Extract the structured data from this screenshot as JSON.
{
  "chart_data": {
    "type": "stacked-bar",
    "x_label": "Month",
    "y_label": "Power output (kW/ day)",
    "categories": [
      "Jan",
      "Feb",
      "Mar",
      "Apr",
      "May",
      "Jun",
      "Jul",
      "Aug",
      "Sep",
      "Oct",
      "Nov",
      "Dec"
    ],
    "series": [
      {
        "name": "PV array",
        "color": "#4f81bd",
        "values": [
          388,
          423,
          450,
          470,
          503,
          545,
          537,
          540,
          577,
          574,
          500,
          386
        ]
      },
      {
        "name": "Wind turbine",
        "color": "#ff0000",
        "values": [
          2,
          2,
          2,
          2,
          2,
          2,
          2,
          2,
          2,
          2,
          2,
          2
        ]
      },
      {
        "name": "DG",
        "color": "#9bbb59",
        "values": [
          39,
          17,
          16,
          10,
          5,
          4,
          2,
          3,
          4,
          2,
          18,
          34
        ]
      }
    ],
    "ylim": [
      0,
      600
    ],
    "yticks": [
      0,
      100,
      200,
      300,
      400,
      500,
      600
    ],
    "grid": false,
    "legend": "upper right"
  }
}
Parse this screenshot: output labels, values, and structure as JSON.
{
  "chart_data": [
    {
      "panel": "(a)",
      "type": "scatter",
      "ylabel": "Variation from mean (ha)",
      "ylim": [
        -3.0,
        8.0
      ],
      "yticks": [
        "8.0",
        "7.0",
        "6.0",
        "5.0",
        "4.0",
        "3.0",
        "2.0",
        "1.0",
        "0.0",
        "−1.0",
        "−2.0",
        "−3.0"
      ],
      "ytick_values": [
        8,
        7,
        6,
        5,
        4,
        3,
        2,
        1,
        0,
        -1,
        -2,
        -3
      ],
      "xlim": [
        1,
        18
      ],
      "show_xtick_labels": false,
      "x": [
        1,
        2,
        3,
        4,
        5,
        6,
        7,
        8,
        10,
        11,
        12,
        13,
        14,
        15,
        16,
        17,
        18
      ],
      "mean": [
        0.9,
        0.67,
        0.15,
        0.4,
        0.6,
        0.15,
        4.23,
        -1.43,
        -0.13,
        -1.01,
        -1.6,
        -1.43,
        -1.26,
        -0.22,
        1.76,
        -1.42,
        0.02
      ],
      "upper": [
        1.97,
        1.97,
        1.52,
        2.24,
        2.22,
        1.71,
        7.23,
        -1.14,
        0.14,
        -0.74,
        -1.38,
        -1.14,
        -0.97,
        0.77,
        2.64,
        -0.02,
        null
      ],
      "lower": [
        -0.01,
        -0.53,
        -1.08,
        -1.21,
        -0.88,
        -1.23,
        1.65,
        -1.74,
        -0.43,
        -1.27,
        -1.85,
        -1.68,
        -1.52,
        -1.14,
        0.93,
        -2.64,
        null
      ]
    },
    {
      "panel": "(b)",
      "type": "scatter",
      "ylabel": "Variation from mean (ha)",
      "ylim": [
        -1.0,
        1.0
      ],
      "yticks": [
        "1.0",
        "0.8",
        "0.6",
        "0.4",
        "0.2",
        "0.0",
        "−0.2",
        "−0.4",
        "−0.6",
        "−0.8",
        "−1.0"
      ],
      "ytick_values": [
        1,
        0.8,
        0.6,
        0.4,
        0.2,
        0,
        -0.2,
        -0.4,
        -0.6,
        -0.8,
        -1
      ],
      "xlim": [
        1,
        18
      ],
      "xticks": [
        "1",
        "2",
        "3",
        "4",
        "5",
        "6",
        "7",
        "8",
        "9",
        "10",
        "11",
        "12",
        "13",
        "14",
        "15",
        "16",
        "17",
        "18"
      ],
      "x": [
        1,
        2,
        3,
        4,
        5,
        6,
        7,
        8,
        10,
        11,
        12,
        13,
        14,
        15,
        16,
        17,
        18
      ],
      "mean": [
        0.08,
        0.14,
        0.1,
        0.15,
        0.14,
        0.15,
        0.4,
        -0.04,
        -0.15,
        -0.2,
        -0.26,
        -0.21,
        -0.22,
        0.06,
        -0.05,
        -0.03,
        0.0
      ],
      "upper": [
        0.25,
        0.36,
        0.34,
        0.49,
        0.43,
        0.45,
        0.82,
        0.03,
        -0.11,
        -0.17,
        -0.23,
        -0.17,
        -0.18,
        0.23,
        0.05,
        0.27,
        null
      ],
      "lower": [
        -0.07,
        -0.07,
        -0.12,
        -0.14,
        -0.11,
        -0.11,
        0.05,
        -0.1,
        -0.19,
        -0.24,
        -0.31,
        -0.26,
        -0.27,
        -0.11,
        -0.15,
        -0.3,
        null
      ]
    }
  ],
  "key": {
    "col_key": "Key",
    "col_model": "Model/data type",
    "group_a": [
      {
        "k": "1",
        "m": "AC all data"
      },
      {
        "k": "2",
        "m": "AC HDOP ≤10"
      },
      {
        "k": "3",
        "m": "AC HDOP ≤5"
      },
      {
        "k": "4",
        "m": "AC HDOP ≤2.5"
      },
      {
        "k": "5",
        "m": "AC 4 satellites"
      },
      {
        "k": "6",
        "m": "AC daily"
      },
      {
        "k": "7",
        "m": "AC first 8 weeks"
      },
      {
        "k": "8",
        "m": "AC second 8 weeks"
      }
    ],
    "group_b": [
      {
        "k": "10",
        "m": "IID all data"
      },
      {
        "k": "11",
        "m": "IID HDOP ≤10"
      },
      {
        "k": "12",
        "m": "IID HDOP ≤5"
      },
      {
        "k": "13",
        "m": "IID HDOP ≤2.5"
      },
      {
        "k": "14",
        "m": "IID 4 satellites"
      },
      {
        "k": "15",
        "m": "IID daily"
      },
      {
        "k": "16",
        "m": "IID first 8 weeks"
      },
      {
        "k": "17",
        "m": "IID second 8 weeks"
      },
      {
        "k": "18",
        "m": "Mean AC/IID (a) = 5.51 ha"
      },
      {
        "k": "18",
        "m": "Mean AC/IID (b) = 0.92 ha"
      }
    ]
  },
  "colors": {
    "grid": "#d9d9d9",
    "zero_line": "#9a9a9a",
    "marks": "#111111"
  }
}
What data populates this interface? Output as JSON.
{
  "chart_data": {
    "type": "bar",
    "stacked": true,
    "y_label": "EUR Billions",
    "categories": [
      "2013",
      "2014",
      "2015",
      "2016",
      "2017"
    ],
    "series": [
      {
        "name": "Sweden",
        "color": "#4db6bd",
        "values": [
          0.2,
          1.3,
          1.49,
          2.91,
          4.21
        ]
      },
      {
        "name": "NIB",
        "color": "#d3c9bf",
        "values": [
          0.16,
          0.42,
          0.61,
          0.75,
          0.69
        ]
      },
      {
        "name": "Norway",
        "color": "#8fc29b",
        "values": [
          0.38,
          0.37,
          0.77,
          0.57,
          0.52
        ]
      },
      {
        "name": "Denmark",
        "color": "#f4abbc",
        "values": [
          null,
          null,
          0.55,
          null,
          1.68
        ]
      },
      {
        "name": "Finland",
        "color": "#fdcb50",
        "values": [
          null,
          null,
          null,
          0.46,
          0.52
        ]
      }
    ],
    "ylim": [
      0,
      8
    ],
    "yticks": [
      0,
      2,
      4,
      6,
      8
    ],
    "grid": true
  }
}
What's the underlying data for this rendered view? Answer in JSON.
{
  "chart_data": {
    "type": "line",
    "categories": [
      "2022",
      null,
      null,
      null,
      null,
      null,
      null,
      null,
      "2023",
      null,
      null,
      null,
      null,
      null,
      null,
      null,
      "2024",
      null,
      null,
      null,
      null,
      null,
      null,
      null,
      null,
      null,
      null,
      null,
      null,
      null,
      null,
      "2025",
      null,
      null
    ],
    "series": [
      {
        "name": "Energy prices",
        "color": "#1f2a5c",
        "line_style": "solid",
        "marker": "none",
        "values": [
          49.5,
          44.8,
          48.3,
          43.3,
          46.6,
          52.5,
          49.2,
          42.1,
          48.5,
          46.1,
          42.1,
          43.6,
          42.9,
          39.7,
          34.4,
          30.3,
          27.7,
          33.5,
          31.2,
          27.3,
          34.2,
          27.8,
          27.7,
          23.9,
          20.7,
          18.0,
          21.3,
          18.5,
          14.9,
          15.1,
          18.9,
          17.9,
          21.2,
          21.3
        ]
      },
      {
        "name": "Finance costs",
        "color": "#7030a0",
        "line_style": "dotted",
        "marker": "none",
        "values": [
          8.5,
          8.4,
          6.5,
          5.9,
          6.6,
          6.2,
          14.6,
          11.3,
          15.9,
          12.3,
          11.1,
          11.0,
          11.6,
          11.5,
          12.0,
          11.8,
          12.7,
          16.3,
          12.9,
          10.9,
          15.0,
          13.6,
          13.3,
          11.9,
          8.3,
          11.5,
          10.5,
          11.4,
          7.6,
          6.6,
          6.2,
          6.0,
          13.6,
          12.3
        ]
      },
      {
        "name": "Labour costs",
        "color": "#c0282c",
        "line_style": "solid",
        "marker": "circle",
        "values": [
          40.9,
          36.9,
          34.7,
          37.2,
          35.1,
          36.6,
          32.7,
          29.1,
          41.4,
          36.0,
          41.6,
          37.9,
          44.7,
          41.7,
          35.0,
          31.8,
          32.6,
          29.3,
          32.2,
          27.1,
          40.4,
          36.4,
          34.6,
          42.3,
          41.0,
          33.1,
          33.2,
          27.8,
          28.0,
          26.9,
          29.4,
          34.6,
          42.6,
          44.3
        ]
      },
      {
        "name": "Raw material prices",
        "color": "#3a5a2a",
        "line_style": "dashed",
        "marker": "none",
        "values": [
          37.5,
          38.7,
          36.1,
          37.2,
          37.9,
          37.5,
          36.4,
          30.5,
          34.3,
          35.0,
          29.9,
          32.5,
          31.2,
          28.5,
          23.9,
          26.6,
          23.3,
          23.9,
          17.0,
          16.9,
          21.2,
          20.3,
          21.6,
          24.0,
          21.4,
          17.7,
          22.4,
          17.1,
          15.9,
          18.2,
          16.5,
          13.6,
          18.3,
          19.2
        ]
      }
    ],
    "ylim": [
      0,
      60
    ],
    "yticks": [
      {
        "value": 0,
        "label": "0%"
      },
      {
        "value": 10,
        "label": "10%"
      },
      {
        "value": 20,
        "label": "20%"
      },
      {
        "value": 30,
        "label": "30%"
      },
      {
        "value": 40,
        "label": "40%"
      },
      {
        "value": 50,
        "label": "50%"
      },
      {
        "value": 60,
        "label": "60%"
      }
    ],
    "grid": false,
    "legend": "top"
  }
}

---*---

*OBJECTIVE*:
Your answer should be one number: how many lines of the listing include the word "this".

*ANSWER TO THE EXERCISE*:
4